(To do): From the entries that follow, pick out all lines holding "word".

(Records supplied):
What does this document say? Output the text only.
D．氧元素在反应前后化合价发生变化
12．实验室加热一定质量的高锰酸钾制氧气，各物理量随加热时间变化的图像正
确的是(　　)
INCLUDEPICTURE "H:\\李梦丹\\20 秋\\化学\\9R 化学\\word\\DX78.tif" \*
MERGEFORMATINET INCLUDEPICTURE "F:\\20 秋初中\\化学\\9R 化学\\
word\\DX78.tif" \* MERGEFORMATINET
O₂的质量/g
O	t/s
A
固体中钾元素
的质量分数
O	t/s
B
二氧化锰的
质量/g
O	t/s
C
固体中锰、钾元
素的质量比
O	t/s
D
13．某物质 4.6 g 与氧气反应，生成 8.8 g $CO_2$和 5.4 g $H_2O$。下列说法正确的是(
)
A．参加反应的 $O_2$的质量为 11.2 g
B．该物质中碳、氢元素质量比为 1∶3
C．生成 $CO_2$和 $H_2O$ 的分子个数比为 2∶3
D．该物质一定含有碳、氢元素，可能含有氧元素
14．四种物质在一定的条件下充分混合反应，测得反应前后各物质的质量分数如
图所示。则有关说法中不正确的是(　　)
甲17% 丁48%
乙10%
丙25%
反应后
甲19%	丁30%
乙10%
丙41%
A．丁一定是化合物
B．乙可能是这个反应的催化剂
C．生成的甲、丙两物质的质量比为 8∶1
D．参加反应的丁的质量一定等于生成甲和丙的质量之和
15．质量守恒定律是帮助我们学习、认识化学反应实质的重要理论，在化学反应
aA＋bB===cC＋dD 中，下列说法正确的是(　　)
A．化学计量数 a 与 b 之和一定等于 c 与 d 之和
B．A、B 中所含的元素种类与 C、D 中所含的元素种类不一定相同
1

(Task result):
INCLUDEPICTURE "H:\\李梦丹\\20 秋\\化学\\9R 化学\\word\\DX78.tif" \*
word\\DX78.tif" \* MERGEFORMATINET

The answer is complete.